## Tarefa
Continue o texto sobre a procura dos filhos dos fundadores do Benfica a partir da última frase apresentada.

## Documento de origem
----
Um Conto, Vários, Quase de Natal

23 dezembro 2015 5 Comentários
EM TEMPO DE NATAL. RELACIONADO – PARA QUEM QUISER – COM O NATAL.



Há muitos, muitos anos, ainda no século passado lembrei-me que talvez fosse possível encontrar ainda filhos de alguns dos 24 fundadores, pelo menos dos mais novatos em 28 de Fevereiro de 1904 e conseguir falar com eles. Seria uma tarefa hercúlea mas o engrandecimento do Benfica, feito pelos seus pais, transformando-o em “Glorioso” não só o merecia como exigia.  

Era uma vez um País
Que em tempos, há muitos, alguns anos, todas as pessoas que tinham telefone também tinham esse número de telefone e a morada onde estava instalado o telefone numa espécie de livro denominado Lista Telefónica que era actualizado anualmente. E a listagem de nomes estava organizada pelo apelido. Não era uma lista única. As listas eram por regiões. Chegaram a ser 15! Havia até para Lisboa e Porto duas listas: assinantes (páginas brancas) e páginas amarelas (classificados/publicidade). Nas outras 13 regiões telefónicas as listas eram duplas: brancas e amarelas. Os assinantes apenas tinham direito de receber a lista da sua região. Mas nas “Páginas Amarelas” (praça de Alvalade, n.º 9, em Lisboa) podiam comprar-se as restantes listas de Portugal, incluindo Madeira e Açores. Estamos a falar do tempo em que não existiam telemóveis nem internet.
----
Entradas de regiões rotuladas
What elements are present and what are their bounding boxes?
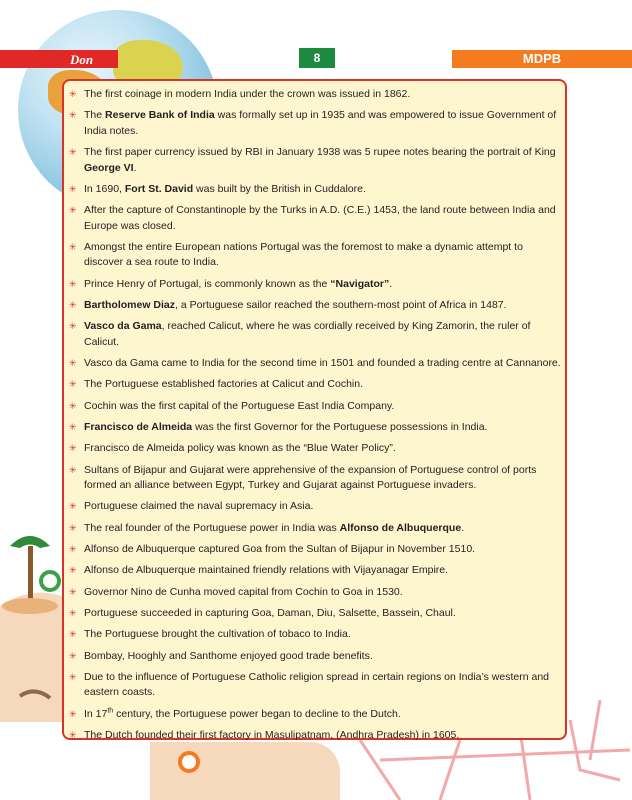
text-segment: Alfonso de Albuquerque captured Goa from the Sultan of Bijapur in November 1510.: [84, 543, 476, 556]
palm-island-illustration: [0, 486, 62, 722]
bold-term: “Navigator”: [330, 277, 390, 290]
list-item: [64, 240, 565, 271]
content-panel: [62, 79, 567, 740]
text-segment: , reached Calicut, where he was cordially received by King Zamorin, the ruler of Calicut.: [84, 320, 531, 348]
list-item: [64, 670, 565, 701]
text-segment: Vasco da Gama came to India for the second time in 1501 and founded a trading centre at Cannanore.: [84, 357, 561, 370]
text-segment: Cochin was the first capital of the Portuguese East India Company.: [84, 399, 395, 412]
text-segment: The first paper currency issued by RBI in January 1938 was 5 rupee notes bearing the portrait of King: [84, 146, 556, 159]
list-item: [64, 521, 565, 537]
list-item: [64, 441, 565, 457]
list-item: [64, 298, 565, 314]
text-segment: The real founder of the Portuguese power in India was: [84, 521, 340, 534]
list-item: [64, 182, 565, 198]
bold-term: Bartholomew Diaz: [84, 299, 176, 312]
text-segment: th: [107, 707, 114, 715]
list-item: [64, 319, 565, 350]
text-segment: Bombay, Hooghly and Santhome enjoyed good trade benefits.: [84, 649, 373, 662]
list-item: [64, 563, 565, 579]
page-number: 8: [299, 48, 335, 68]
text-segment: was built by the British in Cuddalore.: [193, 182, 366, 195]
text-segment: Portuguese claimed the naval supremacy in Asia.: [84, 500, 314, 513]
header-left-label: Don: [70, 52, 94, 67]
list-item: [64, 463, 565, 494]
bold-term: Alfonso de Albuquerque: [339, 521, 462, 534]
bold-term: George VI: [84, 161, 134, 174]
fact-list: [64, 87, 565, 743]
list-item: [64, 728, 565, 744]
list-item: [64, 145, 565, 176]
header-left-tab: [0, 50, 118, 68]
list-item: [64, 377, 565, 393]
text-segment: Sultans of Bijapur and Gujarat were apprehensive of the expansion of Portuguese control of ports formed an alliance between Egypt, Turkey and Gujarat against Portuguese invaders.: [84, 463, 537, 492]
list-item: [64, 627, 565, 643]
text-segment: After the capture of Constantinople by the Turks in A.D. (C.E.) 1453, the land route between India and Europe was closed.: [84, 204, 556, 232]
bold-term: Reserve Bank of India: [105, 109, 215, 122]
header-right-label: MDPB: [452, 50, 632, 68]
list-item: [64, 707, 565, 723]
text-segment: Governor Nino de Cunha moved capital from Cochin to Goa in 1530.: [84, 585, 403, 598]
text-segment: The: [84, 109, 106, 122]
list-item: [64, 649, 565, 665]
road-illustration: [150, 742, 340, 800]
list-item: [64, 356, 565, 372]
text-segment: Prince Henry of Portugal, is commonly known as the: [84, 277, 331, 290]
text-segment: .: [461, 521, 465, 534]
text-segment: In 17: [84, 707, 108, 720]
text-segment: Portuguese succeeded in capturing Goa, Daman, Diu, Salsette, Bassein, Chaul.: [84, 606, 456, 619]
list-item: [64, 399, 565, 415]
text-segment: century, the Portuguese power began to decline to the Dutch.: [113, 707, 401, 720]
list-item: [64, 542, 565, 558]
bold-term: Francisco de Almeida: [84, 421, 193, 434]
text-segment: .: [389, 277, 393, 290]
text-segment: Due to the influence of Portuguese Catholic religion spread in certain regions on India’s western and eastern coasts.: [84, 670, 550, 699]
bold-term: Vasco da Gama: [84, 320, 162, 333]
text-segment: Alfonso de Albuquerque maintained friendly relations with Vijayanagar Empire.: [84, 564, 449, 577]
list-item: [64, 108, 565, 139]
text-segment: was the first Governor for the Portuguese possessions in India.: [192, 421, 488, 434]
text-segment: Francisco de Almeida policy was known as the “Blue Water Policy”.: [84, 442, 396, 455]
text-segment: The Dutch founded their first factory in Masulipatnam, (Andhra Pradesh) in 1605.: [84, 728, 460, 741]
text-segment: The first coinage in modern India under the crown was issued in 1862.: [84, 88, 411, 100]
list-item: [64, 277, 565, 293]
list-item: [64, 585, 565, 601]
text-segment: was formally set up in 1935 and was empowered to issue Government of India notes.: [84, 109, 557, 137]
text-segment: Amongst the entire European nations Portugal was the foremost to make a dynamic attempt to discover a sea route to India.: [84, 240, 523, 269]
list-item: [64, 203, 565, 234]
list-item: [64, 606, 565, 622]
text-segment: .: [133, 161, 137, 174]
bold-term: Fort St. David: [124, 182, 194, 195]
road-marker-icon: [178, 751, 200, 773]
text-segment: The Portuguese established factories at Calicut and Cochin.: [84, 378, 363, 391]
list-item: [64, 420, 565, 436]
list-item: [64, 87, 565, 103]
list-item: [64, 499, 565, 515]
text-segment: In 1690,: [84, 182, 125, 195]
text-segment: The Portuguese brought the cultivation of tobaco to India.: [84, 628, 351, 641]
text-segment: , a Portuguese sailor reached the southern-most point of Africa in 1487.: [175, 299, 507, 312]
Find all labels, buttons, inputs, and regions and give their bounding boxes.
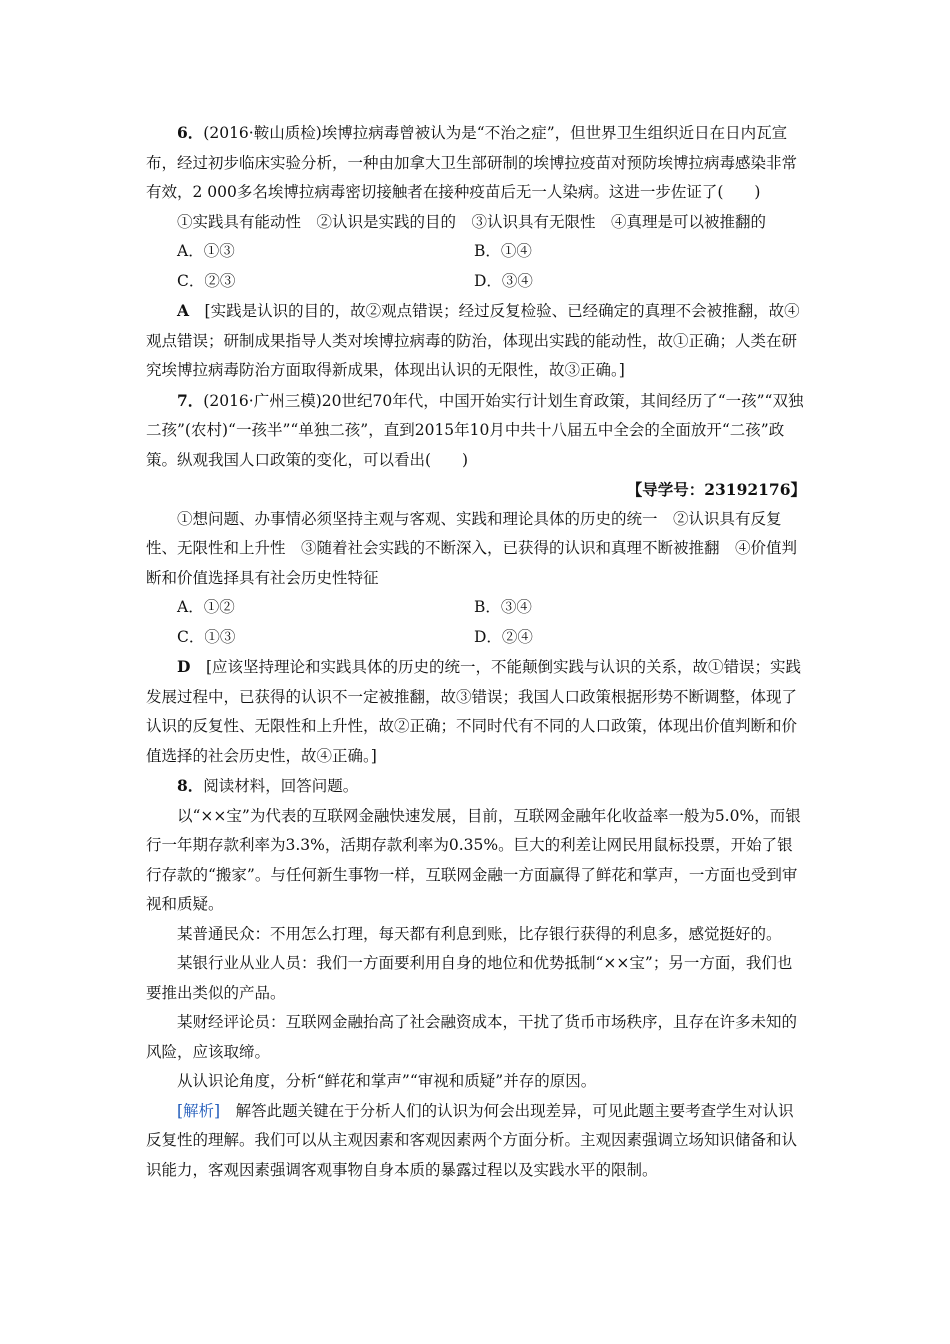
question-8-view-1: 某普通民众：不用怎么打理，每天都有利息到账，比存银行获得的利息多，感觉挺好的。 — [177, 924, 782, 943]
option-a: A．①② — [177, 598, 235, 616]
question-6-stem — [146, 118, 806, 208]
question-8-view-2: 某银行业从业人员：我们一方面要利用自身的地位和优势抵制“××宝”；另一方面，我们也要推出类似的产品。 — [146, 954, 793, 1002]
question-8-view-3: 某财经评论员：互联网金融抬高了社会融资成本，干扰了货币市场秩序，且存在许多未知的风险，应该取缔。 — [146, 1013, 798, 1061]
question-6-options — [146, 237, 806, 296]
option-b: B．①④ — [474, 242, 532, 260]
option-d: D．②④ — [474, 627, 533, 646]
question-text: (2016·广州三模)20世纪70年代，中国开始实行计划生育政策，其间经历了“一孩”“双独二孩”(农村)“一孩半”“单独二孩”，直到2015年10月中共十八届五中全会的全面放开“二孩”政策。纵观我国人口政策的变化，可以看出( ) — [146, 391, 804, 469]
question-text: (2016·鞍山质检)埃博拉病毒曾被认为是“不治之症”，但世界卫生组织近日在日内瓦宣布，经过初步临床实验分析，一种由加拿大卫生部研制的埃博拉疫苗对预防埃博拉病毒感染非常有效，2 000多名埃博拉病毒密切接触者在接种疫苗后无一人染病。这进一步佐证了( ) — [146, 124, 798, 201]
answer-letter: D — [177, 657, 191, 676]
analysis-tag: [解析] — [177, 1101, 221, 1120]
option-b: B．③④ — [474, 598, 532, 616]
question-8-prompt: 从认识论角度，分析“鲜花和掌声”“审视和质疑”并存的原因。 — [177, 1072, 597, 1090]
question-text: 阅读材料，回答问题。 — [203, 777, 359, 795]
option-c: C．②③ — [177, 271, 236, 290]
option-d: D．③④ — [474, 271, 533, 290]
answer-explanation: [应该坚持理论和实践具体的历史的统一，不能颠倒实践与认识的关系，故①错误；实践发展过程中，已获得的认识不一定被推翻，故③错误；我国人口政策根据形势不断调整，体现了认识的反复性、无限性和上升性，故②正确；不同时代有不同的人口政策，体现出价值判断和价值选择的社会历史性，故④正确。] — [146, 658, 802, 765]
question-7-stem — [146, 386, 806, 476]
question-number: 7． — [177, 390, 204, 410]
question-6-statements: ①实践具有能动性 ②认识是实践的目的 ③认识具有无限性 ④真理是可以被推翻的 — [177, 212, 767, 231]
question-number: 8． — [177, 776, 204, 795]
answer-explanation: [实践是认识的目的，故②观点错误；经过反复检验、已经确定的真理不会被推翻，故④观点错误；研制成果指导人类对埃博拉病毒的防治，体现出实践的能动性，故①正确；人类在研究埃博拉病毒防治方面取得新成果，体现出认识的无限性，故③正确。] — [146, 302, 800, 379]
question-8-analysis — [146, 1097, 806, 1186]
page-content — [146, 118, 806, 1185]
question-8-stem — [146, 771, 806, 802]
answer-letter: A — [177, 301, 190, 320]
question-number: 6． — [177, 123, 204, 142]
question-8-material: 以“××宝”为代表的互联网金融快速发展，目前，互联网金融年化收益率一般为5.0%，而银行一年期存款利率为3.3%，活期存款利率为0.35%。巨大的利差让网民用鼠标投票，开始了银行存款的“搬家”。与任何新生事物一样，互联网金融一方面赢得了鲜花和掌声，一方面也受到审视和质疑。 — [146, 806, 801, 913]
guide-number: 【导学号：23192176】 — [626, 480, 806, 499]
analysis-text: 解答此题关键在于分析人们的认识为何会出现差异，可见此题主要考查学生对认识反复性的理解。我们可以从主观因素和客观因素两个方面分析。主观因素强调立场知识储备和认识能力，客观因素强调客观事物自身本质的暴露过程以及实践水平的限制。 — [146, 1101, 798, 1179]
option-a: A．①③ — [177, 242, 235, 260]
question-7-answer — [146, 652, 806, 771]
question-7-statements: ①想问题、办事情必须坚持主观与客观、实践和理论具体的历史的统一 ②认识具有反复性、无限性和上升性 ③随着社会实践的不断深入，已获得的认识和真理不断被推翻 ④价值判断和价值选择具有社会历史性特征 — [146, 509, 798, 587]
option-c: C．①③ — [177, 627, 236, 646]
question-7-options — [146, 593, 806, 652]
question-6-answer — [146, 296, 806, 386]
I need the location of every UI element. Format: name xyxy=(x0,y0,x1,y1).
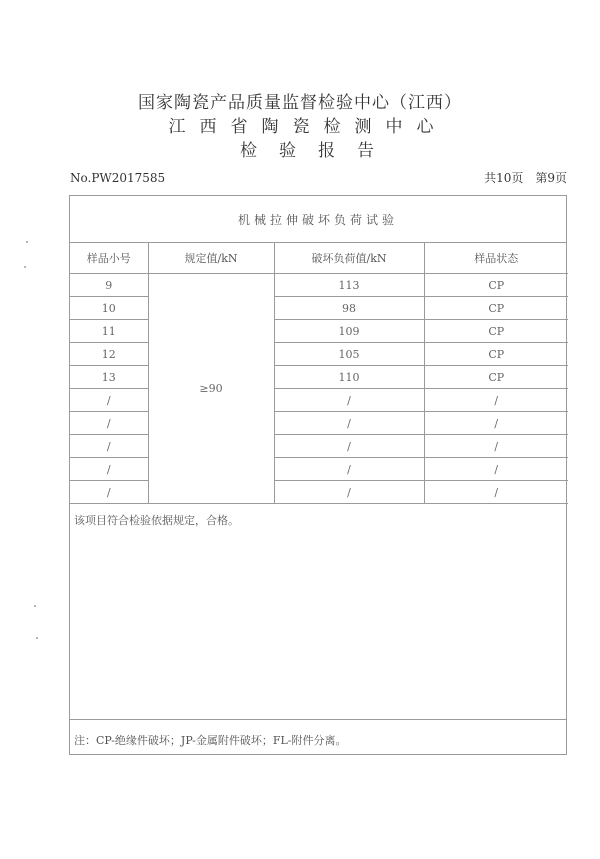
test-title: 机械拉伸破坏负荷试验 xyxy=(70,196,566,243)
column-header-sample-no: 样品小号 xyxy=(70,243,148,274)
sample-state-cell: / xyxy=(424,389,568,412)
sample-state-cell: CP xyxy=(424,366,568,389)
sample-no-cell: 13 xyxy=(70,366,148,389)
report-number: No.PW2017585 xyxy=(70,171,166,185)
scan-speck xyxy=(26,241,28,243)
sample-no-cell: 10 xyxy=(70,297,148,320)
sample-state-cell: CP xyxy=(424,274,568,297)
table-row xyxy=(70,366,568,389)
sample-no-cell: / xyxy=(70,481,148,504)
sample-no-cell: 11 xyxy=(70,320,148,343)
sample-no-cell: 9 xyxy=(70,274,148,297)
test-frame xyxy=(69,195,567,755)
table-row xyxy=(70,274,568,297)
table-row xyxy=(70,389,568,412)
sample-no-cell: 12 xyxy=(70,343,148,366)
report-header-provincial-name: 江西省陶瓷检测中心 xyxy=(168,117,448,137)
breaking-load-cell: / xyxy=(274,412,424,435)
breaking-load-cell: / xyxy=(274,435,424,458)
table-row xyxy=(70,320,568,343)
sample-no-cell: / xyxy=(70,458,148,481)
column-header-breaking-load: 破坏负荷值/kN xyxy=(274,243,424,274)
column-header-sample-state: 样品状态 xyxy=(424,243,568,274)
breaking-load-cell: / xyxy=(274,481,424,504)
sample-state-cell: / xyxy=(424,412,568,435)
table-row xyxy=(70,297,568,320)
column-header-specified-value: 规定值/kN xyxy=(148,243,274,274)
breaking-load-cell: / xyxy=(274,458,424,481)
report-header-center-name: 国家陶瓷产品质量监督检验中心（江西） xyxy=(138,93,462,113)
breaking-load-cell: 109 xyxy=(274,320,424,343)
sample-state-cell: / xyxy=(424,435,568,458)
sample-no-cell: / xyxy=(70,412,148,435)
table-row xyxy=(70,343,568,366)
page-info: 共10页 第9页 xyxy=(484,171,567,185)
results-table xyxy=(70,243,568,504)
scan-speck xyxy=(34,605,36,607)
table-row xyxy=(70,458,568,481)
footnote-legend: 注：CP-绝缘件破坏；JP-金属附件破坏；FL-附件分离。 xyxy=(74,734,347,747)
table-header-row xyxy=(70,243,568,274)
sample-state-cell: CP xyxy=(424,297,568,320)
sample-state-cell: / xyxy=(424,458,568,481)
report-title: 检验报告 xyxy=(240,141,396,161)
breaking-load-cell: / xyxy=(274,389,424,412)
table-row xyxy=(70,412,568,435)
specified-value-cell: ≥90 xyxy=(148,274,274,504)
breaking-load-cell: 113 xyxy=(274,274,424,297)
sample-no-cell: / xyxy=(70,389,148,412)
table-row xyxy=(70,481,568,504)
note-divider xyxy=(70,719,566,720)
sample-state-cell: CP xyxy=(424,320,568,343)
sample-state-cell: CP xyxy=(424,343,568,366)
scan-speck xyxy=(24,266,26,268)
breaking-load-cell: 110 xyxy=(274,366,424,389)
breaking-load-cell: 105 xyxy=(274,343,424,366)
conclusion-text: 该项目符合检验依据规定，合格。 xyxy=(74,514,239,527)
sample-state-cell: / xyxy=(424,481,568,504)
scan-speck xyxy=(36,637,38,639)
sample-no-cell: / xyxy=(70,435,148,458)
breaking-load-cell: 98 xyxy=(274,297,424,320)
table-row xyxy=(70,435,568,458)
----
## Resposta
Primeiro e segundo passo
Para descobrir descendentes dos fundadores - tentar descobrir - havia que comprar as 14 listas telefónicas em falta (apenas tinha a de Lisboa). Na praça de Alvalade n.º 9 trouxeram-me essas 14 listas e fizeram as contas (já não sei o valor, apenas que era em escudos, talvez contos, que era mais a "moeda utilizada" nesses tempos que o desvalorizado escudo). Como o volume era grande pedi se podiam fazer dois “montes” com igual peso e atá-los com um cordel, pois teria de as levar de autocarro em autocarro até minha casa! O empregado espantado quase gaguejou. “Não tem carro”! «Aqui não! Têm de ir de Metro e depois na Carris», devo ter respondido assim! Saiu e chegou com uma notícia. Como “isto” vai pesar vamos aliviar-lhe a carteira. Não terá de pagar! Para mim foi como uma prenda de Natal. E talvez estivéssemos em Agosto! Chegado a casa, estafado mas contente e ansioso, decidi qual seria o próximo passo. Com a lista dos 24 fundadores elaborada por Cosme Damião há mais de oito décadas, estabelecer prioridades. Primeiro os apelidos que considerava menos vulgares e para último os Silvas, Santos, Ferreiras, Pereiras, Oliveiras, Costas, Martins, Rodrigues e Sousas, se os houvesse!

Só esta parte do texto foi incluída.